**PROBLEM DESCRIPTION**
Provide the count of lines that hold "novel" and no other output.

Data excerpts:
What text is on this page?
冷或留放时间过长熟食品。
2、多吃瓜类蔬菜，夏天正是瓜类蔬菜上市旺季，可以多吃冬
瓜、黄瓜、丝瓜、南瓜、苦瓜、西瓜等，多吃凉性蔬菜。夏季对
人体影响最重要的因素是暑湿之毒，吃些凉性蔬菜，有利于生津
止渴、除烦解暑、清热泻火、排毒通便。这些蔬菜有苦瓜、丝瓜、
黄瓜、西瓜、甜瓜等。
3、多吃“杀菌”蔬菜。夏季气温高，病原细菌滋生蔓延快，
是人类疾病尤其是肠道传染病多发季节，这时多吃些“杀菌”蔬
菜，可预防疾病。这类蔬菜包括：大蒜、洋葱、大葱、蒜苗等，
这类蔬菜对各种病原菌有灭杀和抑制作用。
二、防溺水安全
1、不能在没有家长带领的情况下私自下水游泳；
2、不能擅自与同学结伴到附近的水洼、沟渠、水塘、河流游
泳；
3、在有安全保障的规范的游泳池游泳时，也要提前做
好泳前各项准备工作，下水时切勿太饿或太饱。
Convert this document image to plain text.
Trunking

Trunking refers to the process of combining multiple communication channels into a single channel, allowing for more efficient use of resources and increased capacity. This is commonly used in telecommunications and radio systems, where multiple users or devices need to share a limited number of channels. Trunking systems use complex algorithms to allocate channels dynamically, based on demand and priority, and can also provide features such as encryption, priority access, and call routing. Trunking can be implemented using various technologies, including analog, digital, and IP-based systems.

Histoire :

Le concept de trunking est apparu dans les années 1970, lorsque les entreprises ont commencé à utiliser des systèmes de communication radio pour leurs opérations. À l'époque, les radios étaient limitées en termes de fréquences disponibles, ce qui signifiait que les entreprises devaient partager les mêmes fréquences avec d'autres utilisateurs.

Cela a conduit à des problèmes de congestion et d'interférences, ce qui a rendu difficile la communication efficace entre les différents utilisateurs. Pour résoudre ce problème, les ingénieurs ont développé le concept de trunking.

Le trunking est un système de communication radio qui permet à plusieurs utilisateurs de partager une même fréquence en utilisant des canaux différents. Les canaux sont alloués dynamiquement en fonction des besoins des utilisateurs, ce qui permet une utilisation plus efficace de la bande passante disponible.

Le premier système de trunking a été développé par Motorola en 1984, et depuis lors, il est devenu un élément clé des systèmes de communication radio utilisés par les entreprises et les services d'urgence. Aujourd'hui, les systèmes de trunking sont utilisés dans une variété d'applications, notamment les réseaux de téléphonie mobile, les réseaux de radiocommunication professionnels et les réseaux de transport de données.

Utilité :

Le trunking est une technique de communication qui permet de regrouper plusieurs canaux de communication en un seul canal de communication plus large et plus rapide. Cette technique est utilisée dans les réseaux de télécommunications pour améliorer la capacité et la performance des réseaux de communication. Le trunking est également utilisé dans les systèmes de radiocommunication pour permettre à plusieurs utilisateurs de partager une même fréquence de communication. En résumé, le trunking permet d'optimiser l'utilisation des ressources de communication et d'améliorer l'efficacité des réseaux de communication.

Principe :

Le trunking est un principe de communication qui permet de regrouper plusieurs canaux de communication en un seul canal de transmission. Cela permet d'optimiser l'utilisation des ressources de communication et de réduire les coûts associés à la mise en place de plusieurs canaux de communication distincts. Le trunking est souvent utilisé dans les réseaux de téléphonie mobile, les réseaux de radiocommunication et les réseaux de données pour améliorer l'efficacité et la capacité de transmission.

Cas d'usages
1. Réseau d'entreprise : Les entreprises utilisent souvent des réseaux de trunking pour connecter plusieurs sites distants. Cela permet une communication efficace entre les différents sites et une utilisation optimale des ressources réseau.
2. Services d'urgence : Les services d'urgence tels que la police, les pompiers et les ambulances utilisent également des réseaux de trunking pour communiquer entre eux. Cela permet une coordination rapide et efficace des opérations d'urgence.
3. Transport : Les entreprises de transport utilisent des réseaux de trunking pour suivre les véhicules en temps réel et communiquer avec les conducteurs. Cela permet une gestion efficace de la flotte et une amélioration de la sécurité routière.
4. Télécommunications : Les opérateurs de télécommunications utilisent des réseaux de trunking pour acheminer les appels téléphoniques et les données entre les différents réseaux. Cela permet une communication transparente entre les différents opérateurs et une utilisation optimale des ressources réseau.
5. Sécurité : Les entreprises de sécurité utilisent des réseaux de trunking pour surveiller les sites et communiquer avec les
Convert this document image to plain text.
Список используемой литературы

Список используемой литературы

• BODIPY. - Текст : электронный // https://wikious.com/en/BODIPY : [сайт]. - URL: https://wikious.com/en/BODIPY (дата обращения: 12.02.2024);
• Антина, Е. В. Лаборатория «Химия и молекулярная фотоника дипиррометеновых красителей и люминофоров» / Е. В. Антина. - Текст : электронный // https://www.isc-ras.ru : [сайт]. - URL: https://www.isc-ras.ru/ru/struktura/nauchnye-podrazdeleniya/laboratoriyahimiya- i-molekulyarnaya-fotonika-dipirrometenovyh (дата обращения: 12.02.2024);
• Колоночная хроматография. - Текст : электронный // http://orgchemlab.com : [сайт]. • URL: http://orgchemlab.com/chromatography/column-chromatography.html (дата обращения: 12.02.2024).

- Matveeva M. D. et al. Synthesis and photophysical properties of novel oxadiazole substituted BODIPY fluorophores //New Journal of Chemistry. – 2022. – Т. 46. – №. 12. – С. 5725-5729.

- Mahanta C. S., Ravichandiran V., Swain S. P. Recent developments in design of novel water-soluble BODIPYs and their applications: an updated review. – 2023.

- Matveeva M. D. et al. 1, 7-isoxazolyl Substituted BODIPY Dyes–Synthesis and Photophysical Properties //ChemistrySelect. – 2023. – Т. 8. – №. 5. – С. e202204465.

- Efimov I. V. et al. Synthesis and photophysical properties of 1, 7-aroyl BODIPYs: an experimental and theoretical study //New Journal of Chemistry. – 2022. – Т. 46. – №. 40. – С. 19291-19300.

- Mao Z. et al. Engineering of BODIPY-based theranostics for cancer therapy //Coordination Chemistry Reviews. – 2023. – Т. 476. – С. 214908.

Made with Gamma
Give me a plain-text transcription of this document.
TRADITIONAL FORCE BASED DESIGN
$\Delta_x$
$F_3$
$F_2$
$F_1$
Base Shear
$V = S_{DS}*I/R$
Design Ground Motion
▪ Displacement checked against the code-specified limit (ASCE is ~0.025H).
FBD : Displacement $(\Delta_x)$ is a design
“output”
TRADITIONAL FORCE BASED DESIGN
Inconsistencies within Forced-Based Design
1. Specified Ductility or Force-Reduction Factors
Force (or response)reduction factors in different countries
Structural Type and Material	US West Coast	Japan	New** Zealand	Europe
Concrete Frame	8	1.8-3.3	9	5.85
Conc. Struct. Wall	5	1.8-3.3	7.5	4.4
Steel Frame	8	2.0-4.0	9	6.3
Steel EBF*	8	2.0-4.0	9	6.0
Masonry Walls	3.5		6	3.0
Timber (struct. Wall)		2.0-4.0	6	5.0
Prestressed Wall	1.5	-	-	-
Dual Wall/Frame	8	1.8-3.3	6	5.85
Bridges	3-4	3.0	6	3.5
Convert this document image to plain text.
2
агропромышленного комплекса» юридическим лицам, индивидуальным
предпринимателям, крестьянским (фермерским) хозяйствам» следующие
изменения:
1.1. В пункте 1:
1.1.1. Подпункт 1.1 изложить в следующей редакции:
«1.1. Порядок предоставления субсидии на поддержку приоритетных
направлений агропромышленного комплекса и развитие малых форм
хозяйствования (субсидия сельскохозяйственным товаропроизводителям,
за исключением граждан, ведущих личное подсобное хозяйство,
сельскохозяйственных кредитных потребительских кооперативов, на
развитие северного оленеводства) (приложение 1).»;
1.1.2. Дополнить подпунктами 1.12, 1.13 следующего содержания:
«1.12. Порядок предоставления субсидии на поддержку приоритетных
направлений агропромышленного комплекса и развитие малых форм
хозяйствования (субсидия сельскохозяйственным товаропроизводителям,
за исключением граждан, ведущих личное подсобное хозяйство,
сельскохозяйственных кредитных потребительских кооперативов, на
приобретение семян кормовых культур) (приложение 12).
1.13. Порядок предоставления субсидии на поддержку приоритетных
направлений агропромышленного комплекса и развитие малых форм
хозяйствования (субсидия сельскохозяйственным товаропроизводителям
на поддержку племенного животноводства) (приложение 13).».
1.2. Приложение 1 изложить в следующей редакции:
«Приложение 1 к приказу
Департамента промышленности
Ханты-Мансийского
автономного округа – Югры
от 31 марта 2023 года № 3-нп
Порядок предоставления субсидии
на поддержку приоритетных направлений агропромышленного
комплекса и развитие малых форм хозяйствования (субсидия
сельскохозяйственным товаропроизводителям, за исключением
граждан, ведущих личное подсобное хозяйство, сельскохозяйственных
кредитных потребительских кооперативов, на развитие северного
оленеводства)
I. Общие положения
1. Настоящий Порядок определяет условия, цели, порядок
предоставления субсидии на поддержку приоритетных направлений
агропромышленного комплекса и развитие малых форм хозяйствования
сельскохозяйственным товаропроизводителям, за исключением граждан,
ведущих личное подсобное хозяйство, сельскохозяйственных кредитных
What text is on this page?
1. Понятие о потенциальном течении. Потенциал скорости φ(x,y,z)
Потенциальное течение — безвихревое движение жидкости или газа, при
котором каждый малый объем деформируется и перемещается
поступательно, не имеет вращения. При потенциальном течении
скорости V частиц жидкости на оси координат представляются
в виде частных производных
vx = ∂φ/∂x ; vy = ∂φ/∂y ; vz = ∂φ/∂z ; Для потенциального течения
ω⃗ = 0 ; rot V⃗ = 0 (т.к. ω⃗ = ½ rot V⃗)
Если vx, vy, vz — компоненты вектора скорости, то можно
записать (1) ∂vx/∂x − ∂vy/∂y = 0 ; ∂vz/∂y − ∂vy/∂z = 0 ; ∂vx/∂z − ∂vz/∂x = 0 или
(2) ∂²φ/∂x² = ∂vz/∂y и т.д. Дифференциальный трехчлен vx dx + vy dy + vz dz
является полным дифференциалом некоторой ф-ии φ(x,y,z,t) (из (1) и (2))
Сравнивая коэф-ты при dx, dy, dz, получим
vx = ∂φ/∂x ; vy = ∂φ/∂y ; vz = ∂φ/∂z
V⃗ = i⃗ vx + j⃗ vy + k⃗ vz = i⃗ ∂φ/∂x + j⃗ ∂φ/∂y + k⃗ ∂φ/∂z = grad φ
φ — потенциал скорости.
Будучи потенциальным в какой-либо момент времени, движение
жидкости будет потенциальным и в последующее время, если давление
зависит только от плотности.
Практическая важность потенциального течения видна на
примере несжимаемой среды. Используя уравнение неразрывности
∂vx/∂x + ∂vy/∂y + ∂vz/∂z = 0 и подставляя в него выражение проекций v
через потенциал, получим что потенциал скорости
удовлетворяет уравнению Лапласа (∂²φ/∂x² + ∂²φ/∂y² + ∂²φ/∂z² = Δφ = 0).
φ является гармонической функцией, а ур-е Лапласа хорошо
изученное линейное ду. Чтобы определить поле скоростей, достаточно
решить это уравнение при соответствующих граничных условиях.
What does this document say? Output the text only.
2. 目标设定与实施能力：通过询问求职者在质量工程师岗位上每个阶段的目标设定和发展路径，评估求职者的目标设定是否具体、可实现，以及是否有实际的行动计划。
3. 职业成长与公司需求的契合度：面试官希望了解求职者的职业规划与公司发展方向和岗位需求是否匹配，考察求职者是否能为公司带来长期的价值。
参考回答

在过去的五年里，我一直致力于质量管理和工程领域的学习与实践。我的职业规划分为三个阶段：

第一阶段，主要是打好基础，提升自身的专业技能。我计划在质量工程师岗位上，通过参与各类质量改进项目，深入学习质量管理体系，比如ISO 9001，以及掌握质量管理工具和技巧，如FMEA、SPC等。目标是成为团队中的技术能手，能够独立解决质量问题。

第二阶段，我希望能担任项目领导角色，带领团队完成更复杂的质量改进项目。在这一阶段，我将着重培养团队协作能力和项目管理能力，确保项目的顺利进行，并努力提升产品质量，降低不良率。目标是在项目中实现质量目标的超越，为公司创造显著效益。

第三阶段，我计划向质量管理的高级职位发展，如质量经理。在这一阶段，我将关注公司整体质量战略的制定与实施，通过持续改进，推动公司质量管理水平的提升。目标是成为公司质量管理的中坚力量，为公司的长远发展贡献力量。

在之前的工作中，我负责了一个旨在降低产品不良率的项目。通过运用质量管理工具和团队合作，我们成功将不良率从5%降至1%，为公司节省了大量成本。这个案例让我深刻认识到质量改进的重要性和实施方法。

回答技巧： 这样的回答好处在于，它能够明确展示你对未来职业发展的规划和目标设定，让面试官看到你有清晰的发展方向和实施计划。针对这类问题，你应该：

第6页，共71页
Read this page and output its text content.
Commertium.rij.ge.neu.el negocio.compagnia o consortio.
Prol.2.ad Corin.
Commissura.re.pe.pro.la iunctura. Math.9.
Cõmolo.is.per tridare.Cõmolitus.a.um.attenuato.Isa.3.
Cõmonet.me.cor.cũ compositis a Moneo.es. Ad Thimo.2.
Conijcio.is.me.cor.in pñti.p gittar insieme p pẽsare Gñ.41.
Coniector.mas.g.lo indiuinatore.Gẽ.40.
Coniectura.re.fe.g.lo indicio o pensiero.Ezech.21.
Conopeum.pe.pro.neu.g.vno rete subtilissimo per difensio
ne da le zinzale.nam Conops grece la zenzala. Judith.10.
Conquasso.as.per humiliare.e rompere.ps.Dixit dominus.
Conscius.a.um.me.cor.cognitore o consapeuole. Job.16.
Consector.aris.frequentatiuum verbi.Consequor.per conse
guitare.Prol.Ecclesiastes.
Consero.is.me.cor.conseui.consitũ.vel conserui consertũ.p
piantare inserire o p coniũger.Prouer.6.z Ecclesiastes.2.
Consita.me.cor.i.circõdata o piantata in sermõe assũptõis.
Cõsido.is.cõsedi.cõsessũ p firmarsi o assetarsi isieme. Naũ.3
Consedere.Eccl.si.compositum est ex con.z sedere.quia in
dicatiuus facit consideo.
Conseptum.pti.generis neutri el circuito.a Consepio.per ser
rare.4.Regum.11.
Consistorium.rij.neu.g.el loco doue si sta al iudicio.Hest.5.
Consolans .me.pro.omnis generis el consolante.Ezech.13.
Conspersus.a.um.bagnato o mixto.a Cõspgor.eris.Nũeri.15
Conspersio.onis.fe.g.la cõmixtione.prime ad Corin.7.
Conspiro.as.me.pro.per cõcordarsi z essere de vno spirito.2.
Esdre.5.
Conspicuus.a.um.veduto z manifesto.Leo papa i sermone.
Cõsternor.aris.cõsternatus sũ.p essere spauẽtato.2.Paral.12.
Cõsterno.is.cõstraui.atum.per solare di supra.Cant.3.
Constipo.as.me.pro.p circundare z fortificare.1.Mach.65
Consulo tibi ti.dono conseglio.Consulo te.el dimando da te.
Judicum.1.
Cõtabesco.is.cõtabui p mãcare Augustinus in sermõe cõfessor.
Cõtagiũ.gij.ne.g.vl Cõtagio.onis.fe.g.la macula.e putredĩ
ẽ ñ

**SOLUTION BELOW**
2